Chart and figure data
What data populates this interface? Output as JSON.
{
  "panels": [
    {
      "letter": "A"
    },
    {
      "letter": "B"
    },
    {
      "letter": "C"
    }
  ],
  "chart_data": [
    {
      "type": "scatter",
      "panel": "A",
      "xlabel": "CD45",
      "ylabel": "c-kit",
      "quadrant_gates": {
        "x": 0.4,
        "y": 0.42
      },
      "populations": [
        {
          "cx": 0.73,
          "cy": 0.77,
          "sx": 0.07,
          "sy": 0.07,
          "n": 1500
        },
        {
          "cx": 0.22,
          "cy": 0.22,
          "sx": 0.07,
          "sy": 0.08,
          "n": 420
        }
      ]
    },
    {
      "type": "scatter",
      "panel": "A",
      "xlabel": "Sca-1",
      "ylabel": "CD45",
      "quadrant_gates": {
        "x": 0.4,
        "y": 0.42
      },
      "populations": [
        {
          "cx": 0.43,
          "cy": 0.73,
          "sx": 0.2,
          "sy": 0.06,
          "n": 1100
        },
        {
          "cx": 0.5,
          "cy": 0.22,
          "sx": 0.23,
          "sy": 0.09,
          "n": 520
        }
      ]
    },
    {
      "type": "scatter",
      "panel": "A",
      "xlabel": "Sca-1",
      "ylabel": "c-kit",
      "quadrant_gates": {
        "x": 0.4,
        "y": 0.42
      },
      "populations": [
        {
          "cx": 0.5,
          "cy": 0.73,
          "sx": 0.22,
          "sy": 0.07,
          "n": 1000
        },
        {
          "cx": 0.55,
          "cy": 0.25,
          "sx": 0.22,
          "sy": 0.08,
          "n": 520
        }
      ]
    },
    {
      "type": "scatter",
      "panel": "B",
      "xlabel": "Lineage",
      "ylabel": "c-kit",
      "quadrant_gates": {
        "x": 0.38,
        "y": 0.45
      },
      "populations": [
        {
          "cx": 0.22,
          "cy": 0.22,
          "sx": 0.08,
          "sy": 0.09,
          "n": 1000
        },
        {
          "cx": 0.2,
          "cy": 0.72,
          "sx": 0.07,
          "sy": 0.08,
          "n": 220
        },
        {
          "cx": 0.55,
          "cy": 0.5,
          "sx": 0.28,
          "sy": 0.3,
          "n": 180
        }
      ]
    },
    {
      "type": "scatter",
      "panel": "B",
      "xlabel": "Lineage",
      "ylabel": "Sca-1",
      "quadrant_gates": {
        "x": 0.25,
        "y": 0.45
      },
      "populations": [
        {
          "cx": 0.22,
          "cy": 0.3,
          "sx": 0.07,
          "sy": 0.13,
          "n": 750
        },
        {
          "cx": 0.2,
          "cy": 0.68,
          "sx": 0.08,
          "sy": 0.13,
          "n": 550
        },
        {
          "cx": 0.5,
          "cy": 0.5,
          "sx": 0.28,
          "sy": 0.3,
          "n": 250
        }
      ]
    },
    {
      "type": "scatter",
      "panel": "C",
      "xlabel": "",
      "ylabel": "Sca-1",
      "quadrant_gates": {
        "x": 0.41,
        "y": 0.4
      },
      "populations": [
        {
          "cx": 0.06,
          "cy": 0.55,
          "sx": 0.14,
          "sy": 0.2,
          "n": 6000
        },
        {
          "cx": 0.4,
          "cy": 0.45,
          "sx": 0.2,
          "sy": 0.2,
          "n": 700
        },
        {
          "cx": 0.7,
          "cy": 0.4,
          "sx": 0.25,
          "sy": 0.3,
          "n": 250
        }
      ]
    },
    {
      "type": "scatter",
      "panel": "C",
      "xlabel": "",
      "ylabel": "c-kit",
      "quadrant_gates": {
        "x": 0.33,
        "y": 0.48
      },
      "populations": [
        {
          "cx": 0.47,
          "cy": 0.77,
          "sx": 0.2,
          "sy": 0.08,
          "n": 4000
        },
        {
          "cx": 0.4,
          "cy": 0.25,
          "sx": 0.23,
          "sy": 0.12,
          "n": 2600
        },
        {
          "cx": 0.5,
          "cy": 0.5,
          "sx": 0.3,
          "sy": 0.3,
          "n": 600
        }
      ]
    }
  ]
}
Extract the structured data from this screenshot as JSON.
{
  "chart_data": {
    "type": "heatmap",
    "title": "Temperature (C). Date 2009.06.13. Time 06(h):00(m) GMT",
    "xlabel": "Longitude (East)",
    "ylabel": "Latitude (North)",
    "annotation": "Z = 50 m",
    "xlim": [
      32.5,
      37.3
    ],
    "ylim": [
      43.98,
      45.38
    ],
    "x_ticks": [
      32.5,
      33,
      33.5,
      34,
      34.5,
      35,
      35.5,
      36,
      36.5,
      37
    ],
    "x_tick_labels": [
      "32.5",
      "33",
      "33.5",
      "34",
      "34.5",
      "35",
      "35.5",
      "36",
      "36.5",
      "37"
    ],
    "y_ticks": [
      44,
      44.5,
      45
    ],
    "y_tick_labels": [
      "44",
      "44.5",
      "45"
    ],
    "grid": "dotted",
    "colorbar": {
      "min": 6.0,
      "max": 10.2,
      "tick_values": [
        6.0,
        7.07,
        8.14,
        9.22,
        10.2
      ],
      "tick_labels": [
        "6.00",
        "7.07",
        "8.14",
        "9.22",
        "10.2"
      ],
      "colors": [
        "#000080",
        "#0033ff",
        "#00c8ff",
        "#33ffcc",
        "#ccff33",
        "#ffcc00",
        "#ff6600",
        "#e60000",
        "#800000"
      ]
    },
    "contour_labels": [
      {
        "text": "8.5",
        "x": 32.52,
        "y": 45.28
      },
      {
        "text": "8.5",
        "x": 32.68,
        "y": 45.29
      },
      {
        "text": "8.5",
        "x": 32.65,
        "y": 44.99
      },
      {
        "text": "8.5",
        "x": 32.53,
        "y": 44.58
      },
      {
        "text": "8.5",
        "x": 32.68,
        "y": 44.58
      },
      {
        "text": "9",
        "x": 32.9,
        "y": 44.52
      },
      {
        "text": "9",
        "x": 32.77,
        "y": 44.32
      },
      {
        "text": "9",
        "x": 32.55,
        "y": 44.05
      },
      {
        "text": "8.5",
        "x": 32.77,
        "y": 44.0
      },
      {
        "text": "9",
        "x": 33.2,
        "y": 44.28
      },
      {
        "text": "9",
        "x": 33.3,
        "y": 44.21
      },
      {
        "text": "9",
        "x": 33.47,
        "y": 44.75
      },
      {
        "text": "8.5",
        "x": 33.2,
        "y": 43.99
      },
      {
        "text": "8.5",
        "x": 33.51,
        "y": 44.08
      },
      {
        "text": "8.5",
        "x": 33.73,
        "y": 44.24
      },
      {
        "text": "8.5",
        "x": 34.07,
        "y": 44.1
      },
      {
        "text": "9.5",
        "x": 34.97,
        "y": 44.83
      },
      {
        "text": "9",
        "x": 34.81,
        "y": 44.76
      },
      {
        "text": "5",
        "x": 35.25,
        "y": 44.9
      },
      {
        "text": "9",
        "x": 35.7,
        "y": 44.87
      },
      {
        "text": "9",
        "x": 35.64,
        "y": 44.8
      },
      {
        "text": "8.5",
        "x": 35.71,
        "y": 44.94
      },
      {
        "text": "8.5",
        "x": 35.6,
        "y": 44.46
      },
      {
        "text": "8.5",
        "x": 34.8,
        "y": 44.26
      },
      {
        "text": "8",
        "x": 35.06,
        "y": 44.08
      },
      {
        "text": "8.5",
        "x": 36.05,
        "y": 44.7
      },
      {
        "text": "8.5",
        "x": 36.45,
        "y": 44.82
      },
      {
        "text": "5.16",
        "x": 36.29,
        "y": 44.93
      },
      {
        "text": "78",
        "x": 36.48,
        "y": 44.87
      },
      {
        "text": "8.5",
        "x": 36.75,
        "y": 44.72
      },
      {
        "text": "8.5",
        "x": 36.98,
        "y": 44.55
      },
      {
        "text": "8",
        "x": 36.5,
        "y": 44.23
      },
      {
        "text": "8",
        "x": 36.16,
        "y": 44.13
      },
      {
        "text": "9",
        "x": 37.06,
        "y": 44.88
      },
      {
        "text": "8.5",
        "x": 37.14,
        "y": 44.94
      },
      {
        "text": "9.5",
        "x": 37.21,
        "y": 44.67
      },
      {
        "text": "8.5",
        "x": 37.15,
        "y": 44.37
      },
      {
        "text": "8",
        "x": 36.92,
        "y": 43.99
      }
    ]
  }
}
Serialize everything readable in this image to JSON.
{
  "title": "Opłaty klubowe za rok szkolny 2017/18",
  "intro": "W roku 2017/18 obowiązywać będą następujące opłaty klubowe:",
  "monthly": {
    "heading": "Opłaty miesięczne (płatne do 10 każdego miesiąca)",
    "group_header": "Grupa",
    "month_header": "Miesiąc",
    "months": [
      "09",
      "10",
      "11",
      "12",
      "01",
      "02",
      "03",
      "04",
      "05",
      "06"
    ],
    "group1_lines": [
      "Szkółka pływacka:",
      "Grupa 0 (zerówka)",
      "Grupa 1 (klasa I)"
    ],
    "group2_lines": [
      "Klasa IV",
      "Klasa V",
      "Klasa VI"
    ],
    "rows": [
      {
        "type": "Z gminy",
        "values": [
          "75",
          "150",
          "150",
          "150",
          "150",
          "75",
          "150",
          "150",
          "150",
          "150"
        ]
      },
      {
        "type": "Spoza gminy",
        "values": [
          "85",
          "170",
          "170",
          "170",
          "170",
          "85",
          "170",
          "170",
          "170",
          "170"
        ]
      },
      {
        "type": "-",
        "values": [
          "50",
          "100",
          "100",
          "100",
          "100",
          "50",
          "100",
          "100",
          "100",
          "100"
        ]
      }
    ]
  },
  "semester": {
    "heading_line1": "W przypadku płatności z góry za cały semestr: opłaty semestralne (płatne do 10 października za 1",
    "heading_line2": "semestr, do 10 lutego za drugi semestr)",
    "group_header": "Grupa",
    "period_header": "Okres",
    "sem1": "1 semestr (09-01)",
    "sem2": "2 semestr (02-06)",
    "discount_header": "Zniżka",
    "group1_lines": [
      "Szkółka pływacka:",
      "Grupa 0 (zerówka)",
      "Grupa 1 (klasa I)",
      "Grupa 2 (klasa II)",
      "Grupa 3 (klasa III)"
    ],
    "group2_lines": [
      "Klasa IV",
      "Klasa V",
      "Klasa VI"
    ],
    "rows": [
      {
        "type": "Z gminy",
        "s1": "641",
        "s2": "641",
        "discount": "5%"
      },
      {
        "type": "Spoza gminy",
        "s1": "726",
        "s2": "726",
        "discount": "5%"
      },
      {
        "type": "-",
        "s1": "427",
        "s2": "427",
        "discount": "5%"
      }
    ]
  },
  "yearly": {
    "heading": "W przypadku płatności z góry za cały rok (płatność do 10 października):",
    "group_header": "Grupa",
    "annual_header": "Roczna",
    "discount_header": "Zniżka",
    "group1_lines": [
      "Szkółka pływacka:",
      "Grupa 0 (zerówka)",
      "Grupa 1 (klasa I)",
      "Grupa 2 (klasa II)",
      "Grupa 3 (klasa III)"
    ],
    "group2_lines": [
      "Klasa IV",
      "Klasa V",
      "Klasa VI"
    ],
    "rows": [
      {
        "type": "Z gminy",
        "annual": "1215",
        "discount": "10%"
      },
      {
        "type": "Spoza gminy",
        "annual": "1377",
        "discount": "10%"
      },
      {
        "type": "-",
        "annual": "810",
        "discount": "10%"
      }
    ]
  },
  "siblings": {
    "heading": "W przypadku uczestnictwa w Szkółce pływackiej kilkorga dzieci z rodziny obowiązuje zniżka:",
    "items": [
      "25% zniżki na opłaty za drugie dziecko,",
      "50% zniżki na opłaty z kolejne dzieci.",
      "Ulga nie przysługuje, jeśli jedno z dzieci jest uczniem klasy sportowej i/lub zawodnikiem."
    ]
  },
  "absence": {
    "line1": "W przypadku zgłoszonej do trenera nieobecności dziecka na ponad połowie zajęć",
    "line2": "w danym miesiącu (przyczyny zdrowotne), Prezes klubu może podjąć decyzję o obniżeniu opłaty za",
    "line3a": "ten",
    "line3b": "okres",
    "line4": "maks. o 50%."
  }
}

> WHAT YOU ARE ASKED TO DO
Give the number of lines in the material above that have the word "października" in them, and nothing more.

> ANSWER FOR THIS EXERCISE
2